**Dataset records**
__________

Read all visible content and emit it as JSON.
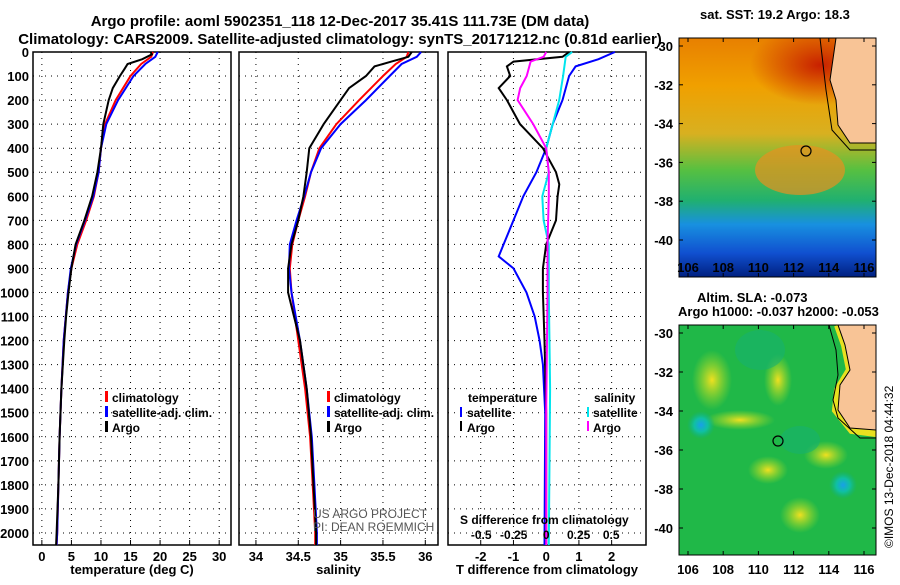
{
  "title_line1": "Argo profile: aoml 5902351_118 12-Dec-2017 35.41S 111.73E (DM data)",
  "title_line2": "Climatology: CARS2009. Satellite-adjusted climatology: synTS_20171212.nc (0.81d earlier)",
  "colors": {
    "climatology": "#ff0000",
    "satellite": "#0000ff",
    "argo": "#000000",
    "sal_satellite": "#00e5ee",
    "sal_argo": "#ff00ff"
  },
  "chart_data": [
    {
      "type": "line",
      "name": "temperature",
      "xlabel": "temperature (deg C)",
      "xlim": [
        -1.5,
        32
      ],
      "ylim": [
        2050,
        0
      ],
      "xticks": [
        0,
        5,
        10,
        15,
        20,
        25,
        30
      ],
      "yticks": [
        0,
        100,
        200,
        300,
        400,
        500,
        600,
        700,
        800,
        900,
        1000,
        1100,
        1200,
        1300,
        1400,
        1500,
        1600,
        1700,
        1800,
        1900,
        2000
      ],
      "legend": [
        "climatology",
        "satellite-adj. clim.",
        "Argo"
      ],
      "series": [
        {
          "name": "climatology",
          "depth": [
            0,
            20,
            50,
            100,
            200,
            300,
            400,
            500,
            600,
            700,
            800,
            900,
            1000,
            1200,
            1400,
            1600,
            1800,
            2000,
            2050
          ],
          "values": [
            18.8,
            18.5,
            16.8,
            15,
            12.5,
            10.7,
            10,
            9.6,
            8.8,
            7.5,
            6,
            5,
            4.4,
            3.7,
            3.3,
            3,
            2.8,
            2.6,
            2.5
          ]
        },
        {
          "name": "satellite-adj. clim.",
          "depth": [
            0,
            20,
            50,
            100,
            200,
            300,
            400,
            500,
            600,
            700,
            800,
            900,
            1000,
            1200,
            1400,
            1600,
            1800,
            2000,
            2050
          ],
          "values": [
            19.6,
            19.2,
            17.5,
            15.5,
            12.9,
            10.9,
            10,
            9.6,
            8.7,
            7.3,
            5.8,
            4.9,
            4.4,
            3.7,
            3.3,
            3,
            2.8,
            2.6,
            2.5
          ]
        },
        {
          "name": "Argo",
          "depth": [
            0,
            10,
            30,
            50,
            70,
            100,
            150,
            200,
            300,
            400,
            500,
            600,
            700,
            800,
            900,
            1000,
            1100,
            1200,
            1400,
            1600,
            1800,
            2000,
            2050
          ],
          "values": [
            18.4,
            18.6,
            17,
            14.5,
            14,
            13.2,
            12,
            11.3,
            10.4,
            10,
            9.4,
            8.5,
            7.2,
            5.7,
            5,
            4.5,
            4.1,
            3.8,
            3.3,
            3,
            2.8,
            2.5,
            2.4
          ]
        }
      ]
    },
    {
      "type": "line",
      "name": "salinity",
      "xlabel": "salinity",
      "xlim": [
        33.8,
        36.15
      ],
      "ylim": [
        2050,
        0
      ],
      "xticks": [
        34,
        34.5,
        35,
        35.5,
        36
      ],
      "legend": [
        "climatology",
        "satellite-adj. clim.",
        "Argo"
      ],
      "annotation": [
        "US ARGO PROJECT",
        "PI: DEAN ROEMMICH"
      ],
      "series": [
        {
          "name": "climatology",
          "depth": [
            0,
            20,
            50,
            100,
            200,
            300,
            400,
            500,
            600,
            700,
            800,
            900,
            1000,
            1200,
            1400,
            1600,
            1800,
            2000,
            2050
          ],
          "values": [
            35.8,
            35.78,
            35.65,
            35.5,
            35.22,
            34.95,
            34.75,
            34.65,
            34.58,
            34.5,
            34.43,
            34.4,
            34.42,
            34.5,
            34.58,
            34.64,
            34.67,
            34.7,
            34.7
          ]
        },
        {
          "name": "satellite-adj. clim.",
          "depth": [
            0,
            20,
            50,
            100,
            200,
            300,
            400,
            500,
            600,
            700,
            800,
            900,
            1000,
            1200,
            1400,
            1600,
            1800,
            2000,
            2050
          ],
          "values": [
            35.95,
            35.9,
            35.72,
            35.58,
            35.3,
            35.0,
            34.77,
            34.65,
            34.57,
            34.48,
            34.4,
            34.39,
            34.42,
            34.52,
            34.6,
            34.66,
            34.69,
            34.72,
            34.72
          ]
        },
        {
          "name": "Argo",
          "depth": [
            0,
            20,
            40,
            60,
            100,
            150,
            200,
            300,
            400,
            500,
            600,
            700,
            800,
            900,
            1000,
            1100,
            1200,
            1400,
            1600,
            1800,
            2000,
            2050
          ],
          "values": [
            35.84,
            35.8,
            35.6,
            35.4,
            35.3,
            35.1,
            35.0,
            34.8,
            34.63,
            34.6,
            34.56,
            34.5,
            34.42,
            34.38,
            34.38,
            34.45,
            34.52,
            34.6,
            34.65,
            34.68,
            34.71,
            34.71
          ]
        }
      ]
    },
    {
      "type": "line",
      "name": "difference",
      "xlabel": "T difference from climatology",
      "s_label": "S difference from climatology",
      "xlim": [
        -3,
        3.05
      ],
      "ylim": [
        2050,
        0
      ],
      "xticks": [
        -2,
        -1,
        0,
        1,
        2
      ],
      "s_xticks": [
        "-0.5",
        "-0.25",
        "0",
        "0.25",
        "0.5"
      ],
      "legend_temperature": {
        "title": "temperature",
        "items": [
          "satellite",
          "Argo"
        ]
      },
      "legend_salinity": {
        "title": "salinity",
        "items": [
          "satellite",
          "Argo"
        ]
      },
      "series": [
        {
          "name": "T satellite",
          "unit": "degC",
          "depth": [
            0,
            30,
            60,
            100,
            200,
            300,
            400,
            500,
            600,
            700,
            800,
            850,
            900,
            1000,
            1100,
            1200,
            1300,
            1500,
            2050
          ],
          "values": [
            2.1,
            1.6,
            0.9,
            0.7,
            0.5,
            0.2,
            0.0,
            -0.3,
            -0.7,
            -1.0,
            -1.3,
            -1.45,
            -1.0,
            -0.6,
            -0.35,
            -0.2,
            -0.1,
            -0.03,
            -0.05
          ]
        },
        {
          "name": "T Argo",
          "unit": "degC",
          "depth": [
            0,
            20,
            40,
            60,
            100,
            150,
            200,
            300,
            400,
            500,
            550,
            600,
            700,
            800,
            900,
            1000,
            1200,
            1500,
            2050
          ],
          "values": [
            0.7,
            0.5,
            -1.0,
            -1.2,
            -1.1,
            -1.45,
            -1.2,
            -0.8,
            -0.1,
            0.3,
            0.4,
            0.35,
            0.3,
            0.0,
            -0.1,
            -0.1,
            -0.05,
            0.0,
            0.0
          ]
        },
        {
          "name": "S satellite",
          "unit": "psu",
          "depth": [
            0,
            20,
            100,
            200,
            300,
            400,
            500,
            600,
            700,
            800,
            1000,
            1400,
            2050
          ],
          "values": [
            0.2,
            0.15,
            0.13,
            0.1,
            0.05,
            0.0,
            0.02,
            -0.03,
            -0.02,
            0.02,
            0.02,
            0.03,
            0.02
          ]
        },
        {
          "name": "S Argo",
          "unit": "psu",
          "depth": [
            0,
            20,
            40,
            100,
            150,
            200,
            300,
            400,
            500,
            600,
            800,
            1000,
            1500,
            2050
          ],
          "values": [
            0.0,
            -0.02,
            -0.12,
            -0.15,
            -0.2,
            -0.22,
            -0.1,
            0.0,
            0.02,
            0.02,
            0.01,
            0.01,
            0.0,
            0.0
          ]
        }
      ]
    }
  ],
  "maps": {
    "sst_title": "sat. SST: 19.2 Argo: 18.3",
    "sla_title1": "Altim. SLA: -0.073",
    "sla_title2": "Argo h1000: -0.037 h2000: -0.053",
    "lat_ticks": [
      "-30",
      "-32",
      "-34",
      "-36",
      "-38",
      "-40"
    ],
    "lon_ticks": [
      "106",
      "108",
      "110",
      "112",
      "114",
      "116"
    ],
    "profile_lat": -35.41,
    "profile_lon": 111.73,
    "stamp": "©IMOS 13-Dec-2018 04:44:32"
  }
}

__________

**Instructions to follow**
Go through the material line by line. Show each line that contains the string "difference".

**Task solution**
      "name": "difference",
      "xlabel": "T difference from climatology",
      "s_label": "S difference from climatology",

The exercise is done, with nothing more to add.